▶ _Input rows_
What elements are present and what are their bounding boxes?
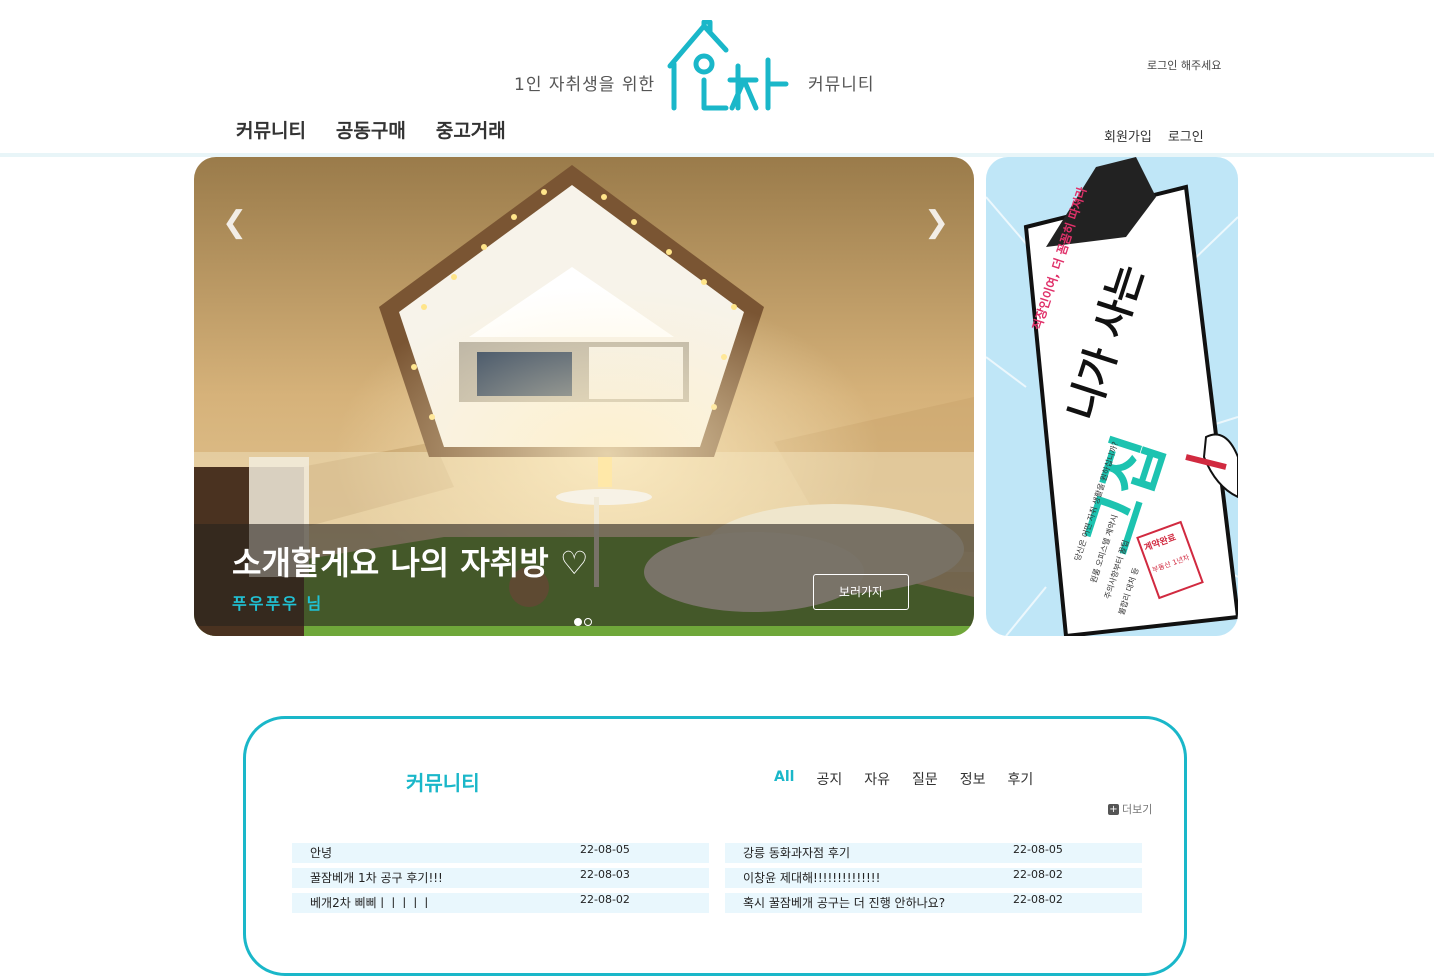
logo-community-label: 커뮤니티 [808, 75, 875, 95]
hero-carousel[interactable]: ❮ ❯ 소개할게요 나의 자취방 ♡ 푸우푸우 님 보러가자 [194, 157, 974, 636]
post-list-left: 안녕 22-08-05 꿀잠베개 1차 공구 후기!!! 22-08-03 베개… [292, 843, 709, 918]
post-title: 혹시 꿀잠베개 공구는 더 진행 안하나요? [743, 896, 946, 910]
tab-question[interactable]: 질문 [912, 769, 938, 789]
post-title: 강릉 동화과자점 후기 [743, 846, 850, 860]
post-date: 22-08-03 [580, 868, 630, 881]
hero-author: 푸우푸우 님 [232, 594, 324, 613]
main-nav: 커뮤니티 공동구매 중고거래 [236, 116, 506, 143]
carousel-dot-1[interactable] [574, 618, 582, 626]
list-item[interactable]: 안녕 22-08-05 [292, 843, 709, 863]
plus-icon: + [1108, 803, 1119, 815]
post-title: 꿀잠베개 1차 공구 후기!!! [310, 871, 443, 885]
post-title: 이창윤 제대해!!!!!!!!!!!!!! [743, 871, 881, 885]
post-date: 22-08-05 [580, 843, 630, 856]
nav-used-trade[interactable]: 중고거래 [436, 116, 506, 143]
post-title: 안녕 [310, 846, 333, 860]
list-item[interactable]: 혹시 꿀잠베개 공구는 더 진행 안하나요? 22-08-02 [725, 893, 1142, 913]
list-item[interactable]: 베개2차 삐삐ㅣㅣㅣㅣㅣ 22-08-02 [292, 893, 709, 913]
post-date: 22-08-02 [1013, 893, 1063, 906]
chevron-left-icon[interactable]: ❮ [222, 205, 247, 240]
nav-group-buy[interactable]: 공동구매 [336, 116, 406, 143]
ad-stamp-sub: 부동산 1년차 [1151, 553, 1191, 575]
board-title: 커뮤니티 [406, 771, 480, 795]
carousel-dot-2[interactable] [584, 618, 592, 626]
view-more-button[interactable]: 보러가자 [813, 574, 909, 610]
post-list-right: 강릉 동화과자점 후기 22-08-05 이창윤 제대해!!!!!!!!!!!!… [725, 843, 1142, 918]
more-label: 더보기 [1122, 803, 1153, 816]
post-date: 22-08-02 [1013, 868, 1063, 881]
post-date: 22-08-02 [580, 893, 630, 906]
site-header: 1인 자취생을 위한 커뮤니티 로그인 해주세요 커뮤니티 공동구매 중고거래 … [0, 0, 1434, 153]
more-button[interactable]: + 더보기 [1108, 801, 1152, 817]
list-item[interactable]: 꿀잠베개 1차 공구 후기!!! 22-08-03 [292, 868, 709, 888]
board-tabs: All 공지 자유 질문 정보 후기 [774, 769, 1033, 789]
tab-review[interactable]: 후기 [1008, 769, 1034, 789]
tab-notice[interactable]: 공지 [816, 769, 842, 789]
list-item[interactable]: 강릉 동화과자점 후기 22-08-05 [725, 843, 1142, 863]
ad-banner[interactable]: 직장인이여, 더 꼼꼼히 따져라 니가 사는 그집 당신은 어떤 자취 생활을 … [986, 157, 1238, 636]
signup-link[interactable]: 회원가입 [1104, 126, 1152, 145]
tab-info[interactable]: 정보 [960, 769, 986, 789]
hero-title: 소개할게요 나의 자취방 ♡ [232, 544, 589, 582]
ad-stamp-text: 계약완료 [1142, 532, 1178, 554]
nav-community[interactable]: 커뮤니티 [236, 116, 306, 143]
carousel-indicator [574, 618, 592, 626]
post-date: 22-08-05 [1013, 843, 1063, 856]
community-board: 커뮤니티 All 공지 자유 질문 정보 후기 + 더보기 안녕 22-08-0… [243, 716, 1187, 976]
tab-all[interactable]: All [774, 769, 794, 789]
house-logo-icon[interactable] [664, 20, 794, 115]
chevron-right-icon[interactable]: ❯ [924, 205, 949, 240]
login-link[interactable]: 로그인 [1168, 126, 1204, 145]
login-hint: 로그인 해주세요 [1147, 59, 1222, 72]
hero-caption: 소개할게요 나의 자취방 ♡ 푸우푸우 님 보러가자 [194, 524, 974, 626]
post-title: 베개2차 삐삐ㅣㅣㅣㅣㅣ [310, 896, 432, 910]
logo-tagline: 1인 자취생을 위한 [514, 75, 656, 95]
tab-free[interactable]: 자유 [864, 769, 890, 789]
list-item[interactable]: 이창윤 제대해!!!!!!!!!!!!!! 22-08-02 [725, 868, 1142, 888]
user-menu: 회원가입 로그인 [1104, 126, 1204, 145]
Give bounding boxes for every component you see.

...

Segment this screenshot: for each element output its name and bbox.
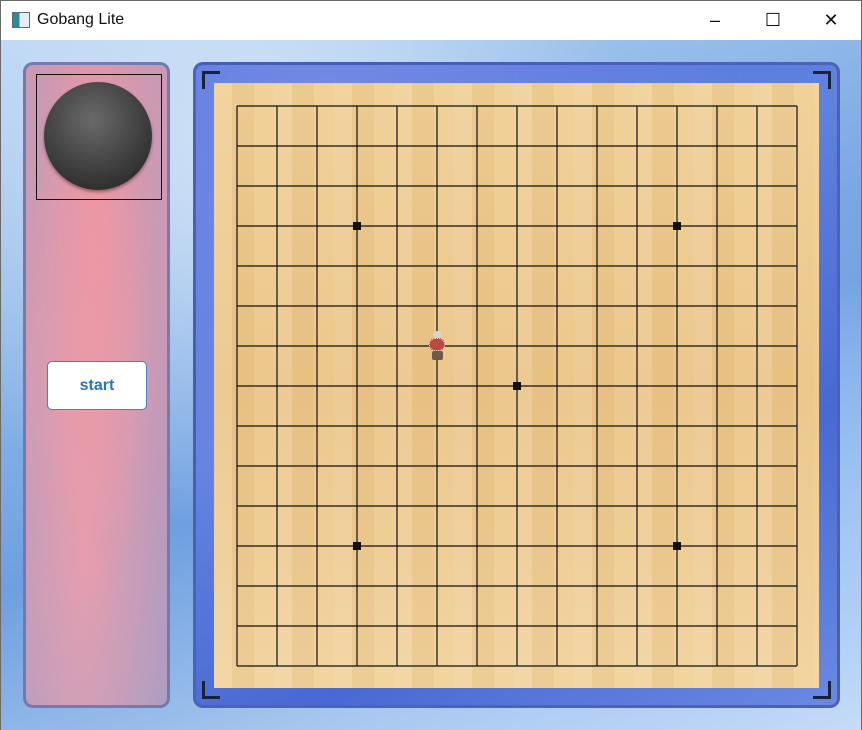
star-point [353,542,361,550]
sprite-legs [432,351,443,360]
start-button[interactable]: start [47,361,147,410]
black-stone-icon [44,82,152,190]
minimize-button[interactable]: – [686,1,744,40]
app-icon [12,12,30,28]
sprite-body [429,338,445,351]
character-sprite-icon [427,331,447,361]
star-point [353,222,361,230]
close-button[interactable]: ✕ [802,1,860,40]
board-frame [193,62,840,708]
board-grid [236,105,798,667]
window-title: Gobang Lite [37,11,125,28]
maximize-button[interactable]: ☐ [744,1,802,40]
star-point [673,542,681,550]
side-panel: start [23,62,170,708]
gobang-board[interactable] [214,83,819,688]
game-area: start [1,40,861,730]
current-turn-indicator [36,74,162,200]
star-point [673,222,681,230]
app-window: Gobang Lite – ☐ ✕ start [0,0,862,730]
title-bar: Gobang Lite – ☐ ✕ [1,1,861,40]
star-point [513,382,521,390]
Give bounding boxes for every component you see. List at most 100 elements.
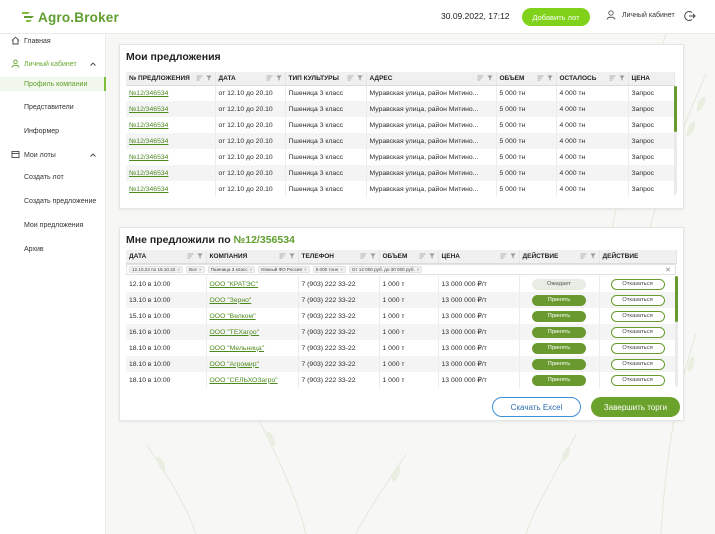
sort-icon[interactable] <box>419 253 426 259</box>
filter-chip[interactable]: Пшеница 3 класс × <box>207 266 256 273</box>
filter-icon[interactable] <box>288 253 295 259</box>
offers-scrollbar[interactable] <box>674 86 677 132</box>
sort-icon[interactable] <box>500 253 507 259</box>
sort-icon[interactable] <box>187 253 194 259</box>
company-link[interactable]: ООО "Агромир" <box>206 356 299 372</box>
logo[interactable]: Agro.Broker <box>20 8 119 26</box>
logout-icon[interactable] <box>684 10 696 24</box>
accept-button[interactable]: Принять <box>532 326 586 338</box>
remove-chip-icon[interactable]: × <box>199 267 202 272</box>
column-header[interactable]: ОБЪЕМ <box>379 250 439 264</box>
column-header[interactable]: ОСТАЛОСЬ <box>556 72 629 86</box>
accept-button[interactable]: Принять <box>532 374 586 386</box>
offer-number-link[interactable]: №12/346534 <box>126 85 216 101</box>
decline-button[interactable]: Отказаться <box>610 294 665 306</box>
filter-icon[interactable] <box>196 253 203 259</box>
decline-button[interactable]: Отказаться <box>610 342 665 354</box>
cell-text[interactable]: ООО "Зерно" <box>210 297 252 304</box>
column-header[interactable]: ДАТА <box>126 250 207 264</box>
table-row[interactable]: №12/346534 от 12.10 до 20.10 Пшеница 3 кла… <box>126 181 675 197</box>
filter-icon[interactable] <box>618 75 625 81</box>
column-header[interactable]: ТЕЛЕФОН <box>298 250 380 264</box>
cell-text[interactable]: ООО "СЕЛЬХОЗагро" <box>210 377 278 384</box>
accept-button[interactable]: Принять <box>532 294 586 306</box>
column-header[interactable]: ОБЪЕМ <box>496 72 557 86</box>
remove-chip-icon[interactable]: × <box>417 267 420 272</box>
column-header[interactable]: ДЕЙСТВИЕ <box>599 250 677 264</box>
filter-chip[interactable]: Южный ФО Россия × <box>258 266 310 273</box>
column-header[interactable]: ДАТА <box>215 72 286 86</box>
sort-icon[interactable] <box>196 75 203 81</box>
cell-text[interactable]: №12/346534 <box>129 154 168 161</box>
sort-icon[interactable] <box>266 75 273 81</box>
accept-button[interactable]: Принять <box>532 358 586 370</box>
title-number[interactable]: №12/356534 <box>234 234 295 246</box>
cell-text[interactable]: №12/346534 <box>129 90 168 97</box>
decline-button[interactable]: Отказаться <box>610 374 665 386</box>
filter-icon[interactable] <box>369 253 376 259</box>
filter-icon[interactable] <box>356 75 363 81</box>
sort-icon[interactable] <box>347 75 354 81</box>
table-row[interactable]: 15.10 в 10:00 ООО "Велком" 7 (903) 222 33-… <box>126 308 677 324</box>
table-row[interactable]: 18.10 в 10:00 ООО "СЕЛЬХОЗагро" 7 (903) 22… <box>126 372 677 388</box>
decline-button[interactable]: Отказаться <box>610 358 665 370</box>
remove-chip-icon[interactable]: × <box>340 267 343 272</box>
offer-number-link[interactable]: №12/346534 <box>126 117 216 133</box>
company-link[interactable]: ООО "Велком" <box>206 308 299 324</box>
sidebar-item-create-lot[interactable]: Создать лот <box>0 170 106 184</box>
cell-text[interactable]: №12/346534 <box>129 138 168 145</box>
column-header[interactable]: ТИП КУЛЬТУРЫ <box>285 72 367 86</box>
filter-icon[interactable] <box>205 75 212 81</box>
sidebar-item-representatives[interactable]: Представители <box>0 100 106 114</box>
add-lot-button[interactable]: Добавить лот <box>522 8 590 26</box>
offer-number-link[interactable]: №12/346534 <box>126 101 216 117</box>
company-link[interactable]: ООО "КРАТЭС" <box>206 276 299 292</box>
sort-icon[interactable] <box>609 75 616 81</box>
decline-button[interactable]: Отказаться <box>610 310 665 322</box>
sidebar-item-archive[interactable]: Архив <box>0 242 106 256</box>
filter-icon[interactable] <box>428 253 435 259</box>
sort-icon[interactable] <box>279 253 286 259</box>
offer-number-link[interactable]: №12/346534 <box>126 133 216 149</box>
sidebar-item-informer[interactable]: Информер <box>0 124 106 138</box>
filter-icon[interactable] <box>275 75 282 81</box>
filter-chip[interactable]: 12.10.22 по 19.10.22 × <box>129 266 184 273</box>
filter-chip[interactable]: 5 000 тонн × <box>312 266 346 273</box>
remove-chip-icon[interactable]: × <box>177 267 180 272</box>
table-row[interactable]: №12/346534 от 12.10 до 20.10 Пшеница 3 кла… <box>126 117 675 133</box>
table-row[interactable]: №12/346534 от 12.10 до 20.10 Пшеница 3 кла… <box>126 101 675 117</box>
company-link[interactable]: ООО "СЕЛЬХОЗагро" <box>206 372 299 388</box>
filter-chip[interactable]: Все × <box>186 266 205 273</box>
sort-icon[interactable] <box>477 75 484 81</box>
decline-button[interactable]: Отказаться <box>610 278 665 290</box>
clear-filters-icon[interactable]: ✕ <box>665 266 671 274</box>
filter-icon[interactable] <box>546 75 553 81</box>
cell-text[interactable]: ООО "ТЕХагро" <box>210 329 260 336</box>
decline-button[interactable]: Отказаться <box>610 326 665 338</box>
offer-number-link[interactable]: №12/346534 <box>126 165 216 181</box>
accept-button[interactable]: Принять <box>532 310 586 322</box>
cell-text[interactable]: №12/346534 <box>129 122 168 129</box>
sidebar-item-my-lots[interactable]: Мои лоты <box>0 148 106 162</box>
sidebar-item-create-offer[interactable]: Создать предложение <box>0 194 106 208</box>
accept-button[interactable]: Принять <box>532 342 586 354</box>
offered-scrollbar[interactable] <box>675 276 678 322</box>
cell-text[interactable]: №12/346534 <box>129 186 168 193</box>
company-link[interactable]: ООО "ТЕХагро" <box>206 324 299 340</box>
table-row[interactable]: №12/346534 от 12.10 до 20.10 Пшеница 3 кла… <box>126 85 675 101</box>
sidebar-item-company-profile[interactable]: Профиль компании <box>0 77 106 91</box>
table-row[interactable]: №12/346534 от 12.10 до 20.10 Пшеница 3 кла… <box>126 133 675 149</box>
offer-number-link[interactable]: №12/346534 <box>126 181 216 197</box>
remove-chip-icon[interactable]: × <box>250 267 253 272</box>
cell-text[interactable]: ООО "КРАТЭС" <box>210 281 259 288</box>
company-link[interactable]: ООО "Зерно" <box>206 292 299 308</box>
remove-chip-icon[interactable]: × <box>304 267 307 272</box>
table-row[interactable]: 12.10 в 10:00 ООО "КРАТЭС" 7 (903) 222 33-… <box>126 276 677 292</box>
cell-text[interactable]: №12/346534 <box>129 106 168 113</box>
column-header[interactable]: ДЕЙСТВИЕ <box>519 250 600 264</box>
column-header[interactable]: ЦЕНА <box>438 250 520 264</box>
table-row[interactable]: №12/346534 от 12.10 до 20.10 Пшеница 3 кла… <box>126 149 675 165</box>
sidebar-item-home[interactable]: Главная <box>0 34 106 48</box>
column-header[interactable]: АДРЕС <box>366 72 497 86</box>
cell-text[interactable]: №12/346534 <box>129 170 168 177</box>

--

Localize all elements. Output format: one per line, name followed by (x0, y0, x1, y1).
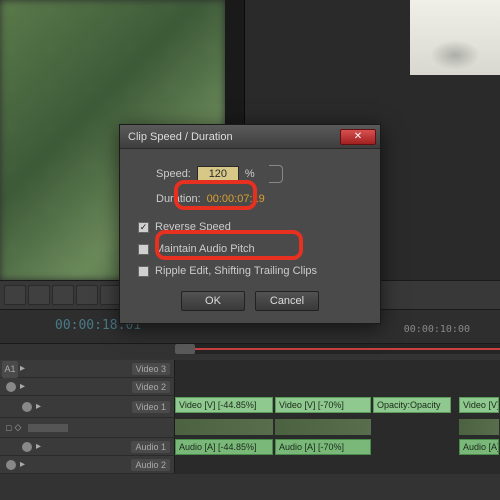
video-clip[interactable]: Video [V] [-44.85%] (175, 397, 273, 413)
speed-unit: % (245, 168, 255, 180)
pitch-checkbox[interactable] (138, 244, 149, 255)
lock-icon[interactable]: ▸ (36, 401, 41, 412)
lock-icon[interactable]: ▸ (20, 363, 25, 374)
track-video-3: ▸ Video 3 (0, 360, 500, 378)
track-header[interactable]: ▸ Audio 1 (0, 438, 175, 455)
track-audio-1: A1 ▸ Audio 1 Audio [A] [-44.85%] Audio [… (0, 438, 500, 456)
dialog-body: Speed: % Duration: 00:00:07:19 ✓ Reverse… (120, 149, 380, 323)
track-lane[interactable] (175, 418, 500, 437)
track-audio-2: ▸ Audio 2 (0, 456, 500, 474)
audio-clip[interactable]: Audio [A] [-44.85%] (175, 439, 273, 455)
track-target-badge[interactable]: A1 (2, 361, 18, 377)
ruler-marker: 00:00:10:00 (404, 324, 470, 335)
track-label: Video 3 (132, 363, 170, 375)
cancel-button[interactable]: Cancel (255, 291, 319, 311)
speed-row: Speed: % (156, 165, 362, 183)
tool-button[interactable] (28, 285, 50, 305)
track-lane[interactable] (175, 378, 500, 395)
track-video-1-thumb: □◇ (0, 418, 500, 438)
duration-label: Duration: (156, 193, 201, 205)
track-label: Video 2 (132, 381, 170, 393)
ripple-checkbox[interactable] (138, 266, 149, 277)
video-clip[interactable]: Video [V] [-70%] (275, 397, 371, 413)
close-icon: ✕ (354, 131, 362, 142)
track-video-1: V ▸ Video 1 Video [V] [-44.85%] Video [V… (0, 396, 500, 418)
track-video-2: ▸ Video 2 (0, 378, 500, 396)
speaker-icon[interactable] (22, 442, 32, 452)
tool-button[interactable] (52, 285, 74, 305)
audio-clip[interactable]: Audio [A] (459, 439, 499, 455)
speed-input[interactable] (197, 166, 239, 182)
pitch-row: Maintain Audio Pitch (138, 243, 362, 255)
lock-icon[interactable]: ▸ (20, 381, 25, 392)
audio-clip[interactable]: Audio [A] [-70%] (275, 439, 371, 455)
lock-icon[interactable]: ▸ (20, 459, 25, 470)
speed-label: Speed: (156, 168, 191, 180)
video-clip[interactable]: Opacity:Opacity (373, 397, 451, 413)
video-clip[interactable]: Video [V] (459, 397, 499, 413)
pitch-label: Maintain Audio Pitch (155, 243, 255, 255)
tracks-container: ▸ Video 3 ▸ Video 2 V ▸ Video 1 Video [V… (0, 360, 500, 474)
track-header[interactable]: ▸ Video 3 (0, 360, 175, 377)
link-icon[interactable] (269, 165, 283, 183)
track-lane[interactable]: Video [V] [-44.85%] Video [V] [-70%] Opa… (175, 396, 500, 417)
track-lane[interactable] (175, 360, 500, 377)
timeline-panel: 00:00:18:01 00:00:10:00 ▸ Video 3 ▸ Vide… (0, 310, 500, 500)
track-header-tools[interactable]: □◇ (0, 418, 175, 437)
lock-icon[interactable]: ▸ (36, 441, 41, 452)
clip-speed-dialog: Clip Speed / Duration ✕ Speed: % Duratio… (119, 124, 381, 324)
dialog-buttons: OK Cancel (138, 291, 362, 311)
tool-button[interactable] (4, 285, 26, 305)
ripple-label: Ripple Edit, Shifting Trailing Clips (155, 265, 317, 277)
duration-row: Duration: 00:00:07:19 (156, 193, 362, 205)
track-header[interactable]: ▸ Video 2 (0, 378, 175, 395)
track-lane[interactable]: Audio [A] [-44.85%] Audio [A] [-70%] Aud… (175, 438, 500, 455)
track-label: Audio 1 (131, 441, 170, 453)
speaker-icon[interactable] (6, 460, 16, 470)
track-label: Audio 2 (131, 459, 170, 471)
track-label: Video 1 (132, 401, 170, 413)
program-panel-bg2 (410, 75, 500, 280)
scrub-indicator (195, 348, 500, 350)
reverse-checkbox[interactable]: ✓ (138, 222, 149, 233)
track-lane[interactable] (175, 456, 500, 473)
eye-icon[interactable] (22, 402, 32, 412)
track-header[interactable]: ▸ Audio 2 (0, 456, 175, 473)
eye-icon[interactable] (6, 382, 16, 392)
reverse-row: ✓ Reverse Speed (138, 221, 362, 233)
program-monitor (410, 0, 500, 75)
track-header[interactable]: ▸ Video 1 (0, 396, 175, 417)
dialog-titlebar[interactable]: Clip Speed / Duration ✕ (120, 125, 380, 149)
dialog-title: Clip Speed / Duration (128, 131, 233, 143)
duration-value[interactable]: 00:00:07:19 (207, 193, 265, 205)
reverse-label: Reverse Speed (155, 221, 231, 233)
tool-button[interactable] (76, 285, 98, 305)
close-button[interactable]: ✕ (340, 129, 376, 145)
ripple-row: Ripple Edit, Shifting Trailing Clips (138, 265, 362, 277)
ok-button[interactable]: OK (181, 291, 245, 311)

▶ _Written instruction_
Return, word for word, the part that opens with the line containing "sort-icon[interactable] <box>419 253" and closes with the line containing "181 675 197</box>", including both of those lines.

▶ _Answer to this problem_
sort-icon[interactable] <box>419 253 426 259</box>
filter-chip[interactable]: Пшеница 3 класс × <box>207 266 256 273</box>
filter-icon[interactable] <box>288 253 295 259</box>
offers-scrollbar[interactable] <box>674 86 677 132</box>
sort-icon[interactable] <box>500 253 507 259</box>
sort-icon[interactable] <box>187 253 194 259</box>
company-link[interactable]: ООО "Агромир" <box>206 356 299 372</box>
logo[interactable]: Agro.Broker <box>20 8 119 26</box>
logout-icon[interactable] <box>684 10 696 24</box>
accept-button[interactable]: Принять <box>532 326 586 338</box>
remove-chip-icon[interactable]: × <box>199 267 202 272</box>
column-header[interactable]: ОБЪЕМ <box>379 250 439 264</box>
column-header[interactable]: ОСТАЛОСЬ <box>556 72 629 86</box>
accept-button[interactable]: Принять <box>532 374 586 386</box>
offer-number-link[interactable]: №12/346534 <box>126 85 216 101</box>
decline-button[interactable]: Отказаться <box>610 294 665 306</box>
filter-icon[interactable] <box>196 253 203 259</box>
decline-button[interactable]: Отказаться <box>610 342 665 354</box>
cell-text[interactable]: ООО "Зерно" <box>210 297 252 304</box>
column-header[interactable]: ДАТА <box>126 250 207 264</box>
table-row[interactable]: №12/346534 от 12.10 до 20.10 Пшеница 3 кла… <box>126 181 675 197</box>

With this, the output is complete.